● Exercise goal: Each of the entries should be retyped precisely as it appears.
··· Records
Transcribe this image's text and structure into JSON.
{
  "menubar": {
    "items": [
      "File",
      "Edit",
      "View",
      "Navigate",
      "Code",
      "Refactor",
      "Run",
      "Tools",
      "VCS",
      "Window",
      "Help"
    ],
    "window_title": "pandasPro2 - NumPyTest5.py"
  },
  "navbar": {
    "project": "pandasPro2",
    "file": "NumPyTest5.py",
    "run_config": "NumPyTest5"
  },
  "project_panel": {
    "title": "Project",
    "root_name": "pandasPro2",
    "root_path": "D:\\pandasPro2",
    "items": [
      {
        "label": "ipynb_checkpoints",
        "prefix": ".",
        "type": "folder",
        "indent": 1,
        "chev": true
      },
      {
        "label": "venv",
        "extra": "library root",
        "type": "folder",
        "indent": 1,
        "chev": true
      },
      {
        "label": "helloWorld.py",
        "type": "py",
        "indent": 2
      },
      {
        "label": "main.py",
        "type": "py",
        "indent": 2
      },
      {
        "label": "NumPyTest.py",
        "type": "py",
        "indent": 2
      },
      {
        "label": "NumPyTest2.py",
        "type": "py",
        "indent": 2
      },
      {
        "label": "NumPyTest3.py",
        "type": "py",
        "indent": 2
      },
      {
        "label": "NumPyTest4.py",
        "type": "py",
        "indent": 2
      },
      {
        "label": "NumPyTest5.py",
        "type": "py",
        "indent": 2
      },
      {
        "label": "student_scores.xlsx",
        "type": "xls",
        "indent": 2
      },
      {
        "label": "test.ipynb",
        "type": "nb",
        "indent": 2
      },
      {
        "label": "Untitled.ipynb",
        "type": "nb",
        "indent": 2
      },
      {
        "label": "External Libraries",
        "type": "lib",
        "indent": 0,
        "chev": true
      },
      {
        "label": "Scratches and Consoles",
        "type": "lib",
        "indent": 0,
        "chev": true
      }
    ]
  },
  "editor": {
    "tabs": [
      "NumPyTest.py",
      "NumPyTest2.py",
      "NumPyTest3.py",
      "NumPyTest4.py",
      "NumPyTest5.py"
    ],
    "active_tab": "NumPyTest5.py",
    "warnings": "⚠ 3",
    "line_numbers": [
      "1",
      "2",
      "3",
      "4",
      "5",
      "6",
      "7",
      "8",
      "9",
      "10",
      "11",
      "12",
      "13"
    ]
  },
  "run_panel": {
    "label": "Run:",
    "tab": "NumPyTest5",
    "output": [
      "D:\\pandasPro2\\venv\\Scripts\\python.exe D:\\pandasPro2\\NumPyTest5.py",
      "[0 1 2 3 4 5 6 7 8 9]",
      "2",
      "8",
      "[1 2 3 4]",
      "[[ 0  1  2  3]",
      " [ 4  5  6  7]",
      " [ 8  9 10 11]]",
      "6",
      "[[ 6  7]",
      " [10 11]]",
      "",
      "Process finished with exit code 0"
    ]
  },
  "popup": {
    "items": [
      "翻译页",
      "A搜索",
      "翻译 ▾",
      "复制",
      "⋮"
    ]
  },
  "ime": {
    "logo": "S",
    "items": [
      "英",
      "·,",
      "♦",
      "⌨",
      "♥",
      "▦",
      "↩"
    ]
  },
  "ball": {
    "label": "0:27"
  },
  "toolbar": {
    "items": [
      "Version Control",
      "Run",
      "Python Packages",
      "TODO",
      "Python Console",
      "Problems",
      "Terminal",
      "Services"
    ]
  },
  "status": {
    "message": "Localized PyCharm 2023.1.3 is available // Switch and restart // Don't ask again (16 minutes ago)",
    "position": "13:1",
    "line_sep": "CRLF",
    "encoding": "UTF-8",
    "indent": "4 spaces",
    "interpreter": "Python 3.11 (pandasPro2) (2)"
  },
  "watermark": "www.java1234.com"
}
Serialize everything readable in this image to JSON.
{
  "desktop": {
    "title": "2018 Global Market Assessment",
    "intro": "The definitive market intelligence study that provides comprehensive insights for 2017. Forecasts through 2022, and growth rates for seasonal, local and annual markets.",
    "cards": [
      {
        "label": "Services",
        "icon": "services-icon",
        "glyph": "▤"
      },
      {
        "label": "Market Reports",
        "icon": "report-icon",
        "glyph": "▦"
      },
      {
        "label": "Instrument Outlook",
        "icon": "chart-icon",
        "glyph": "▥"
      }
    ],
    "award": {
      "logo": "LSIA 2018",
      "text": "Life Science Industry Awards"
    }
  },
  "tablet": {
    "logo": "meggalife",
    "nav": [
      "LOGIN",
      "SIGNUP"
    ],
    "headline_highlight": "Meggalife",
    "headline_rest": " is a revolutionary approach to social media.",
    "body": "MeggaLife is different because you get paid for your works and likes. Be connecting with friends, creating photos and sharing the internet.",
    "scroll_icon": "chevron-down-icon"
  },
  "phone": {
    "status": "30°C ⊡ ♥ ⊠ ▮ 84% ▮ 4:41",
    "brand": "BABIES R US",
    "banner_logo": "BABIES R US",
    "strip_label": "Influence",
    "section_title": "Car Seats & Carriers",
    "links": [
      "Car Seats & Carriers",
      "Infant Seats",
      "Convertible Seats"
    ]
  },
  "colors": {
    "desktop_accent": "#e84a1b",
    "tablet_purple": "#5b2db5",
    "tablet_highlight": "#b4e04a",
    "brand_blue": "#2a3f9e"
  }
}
······
● Answer:
Transcribe this image's text and structure into JSON.
{
  "menubar": {
    "items": [
      "File",
      "Edit",
      "View",
      "Navigate",
      "Code",
      "Refactor",
      "Run",
      "Tools",
      "VCS",
      "Window",
      "Help"
    ],
    "window_title": "pandasPro2 - NumPyTest5.py"
  },
  "navbar": {
    "project": "pandasPro2",
    "file": "NumPyTest5.py",
    "run_config": "NumPyTest5"
  },
  "project_panel": {
    "title": "Project",
    "root_name": "pandasPro2",
    "root_path": "D:\\pandasPro2",
    "items": [
      {
        "label": "ipynb_checkpoints",
        "prefix": ".",
        "type": "folder",
        "indent": 1,
        "chev": true
      },
      {
        "label": "venv",
        "extra": "library root",
        "type": "folder",
        "indent": 1,
        "chev": true
      },
      {
        "label": "helloWorld.py",
        "type": "py",
        "indent": 2
      },
      {
        "label": "main.py",
        "type": "py",
        "indent": 2
      },
      {
        "label": "NumPyTest.py",
        "type": "py",
        "indent": 2
      },
      {
        "label": "NumPyTest2.py",
        "type": "py",
        "indent": 2
      },
      {
        "label": "NumPyTest3.py",
        "type": "py",
        "indent": 2
      },
      {
        "label": "NumPyTest4.py",
        "type": "py",
        "indent": 2
      },
      {
        "label": "NumPyTest5.py",
        "type": "py",
        "indent": 2
      },
      {
        "label": "student_scores.xlsx",
        "type": "xls",
        "indent": 2
      },
      {
        "label": "test.ipynb",
        "type": "nb",
        "indent": 2
      },
      {
        "label": "Untitled.ipynb",
        "type": "nb",
        "indent": 2
      },
      {
        "label": "External Libraries",
        "type": "lib",
        "indent": 0,
        "chev": true
      },
      {
        "label": "Scratches and Consoles",
        "type": "lib",
        "indent": 0,
        "chev": true
      }
    ]
  },
  "editor": {
    "tabs": [
      "NumPyTest.py",
      "NumPyTest2.py",
      "NumPyTest3.py",
      "NumPyTest4.py",
      "NumPyTest5.py"
    ],
    "active_tab": "NumPyTest5.py",
    "warnings": "⚠ 3",
    "line_numbers": [
      "1",
      "2",
      "3",
      "4",
      "5",
      "6",
      "7",
      "8",
      "9",
      "10",
      "11",
      "12",
      "13"
    ]
  },
  "run_panel": {
    "label": "Run:",
    "tab": "NumPyTest5",
    "output": [
      "D:\\pandasPro2\\venv\\Scripts\\python.exe D:\\pandasPro2\\NumPyTest5.py",
      "[0 1 2 3 4 5 6 7 8 9]",
      "2",
      "8",
      "[1 2 3 4]",
      "[[ 0  1  2  3]",
      " [ 4  5  6  7]",
      " [ 8  9 10 11]]",
      "6",
      "[[ 6  7]",
      " [10 11]]",
      "",
      "Process finished with exit code 0"
    ]
  },
  "popup": {
    "items": [
      "翻译页",
      "A搜索",
      "翻译 ▾",
      "复制",
      "⋮"
    ]
  },
  "ime": {
    "logo": "S",
    "items": [
      "英",
      "·,",
      "♦",
      "⌨",
      "♥",
      "▦",
      "↩"
    ]
  },
  "ball": {
    "label": "0:27"
  },
  "toolbar": {
    "items": [
      "Version Control",
      "Run",
      "Python Packages",
      "TODO",
      "Python Console",
      "Problems",
      "Terminal",
      "Services"
    ]
  },
  "status": {
    "message": "Localized PyCharm 2023.1.3 is available // Switch and restart // Don't ask again (16 minutes ago)",
    "position": "13:1",
    "line_sep": "CRLF",
    "encoding": "UTF-8",
    "indent": "4 spaces",
    "interpreter": "Python 3.11 (pandasPro2) (2)"
  },
  "watermark": "www.java1234.com"
}
Serialize everything readable in this image to JSON.
{
  "desktop": {
    "title": "2018 Global Market Assessment",
    "intro": "The definitive market intelligence study that provides comprehensive insights for 2017. Forecasts through 2022, and growth rates for seasonal, local and annual markets.",
    "cards": [
      {
        "label": "Services",
        "icon": "services-icon",
        "glyph": "▤"
      },
      {
        "label": "Market Reports",
        "icon": "report-icon",
        "glyph": "▦"
      },
      {
        "label": "Instrument Outlook",
        "icon": "chart-icon",
        "glyph": "▥"
      }
    ],
    "award": {
      "logo": "LSIA 2018",
      "text": "Life Science Industry Awards"
    }
  },
  "tablet": {
    "logo": "meggalife",
    "nav": [
      "LOGIN",
      "SIGNUP"
    ],
    "headline_highlight": "Meggalife",
    "headline_rest": " is a revolutionary approach to social media.",
    "body": "MeggaLife is different because you get paid for your works and likes. Be connecting with friends, creating photos and sharing the internet.",
    "scroll_icon": "chevron-down-icon"
  },
  "phone": {
    "status": "30°C ⊡ ♥ ⊠ ▮ 84% ▮ 4:41",
    "brand": "BABIES R US",
    "banner_logo": "BABIES R US",
    "strip_label": "Influence",
    "section_title": "Car Seats & Carriers",
    "links": [
      "Car Seats & Carriers",
      "Infant Seats",
      "Convertible Seats"
    ]
  },
  "colors": {
    "desktop_accent": "#e84a1b",
    "tablet_purple": "#5b2db5",
    "tablet_highlight": "#b4e04a",
    "brand_blue": "#2a3f9e"
  }
}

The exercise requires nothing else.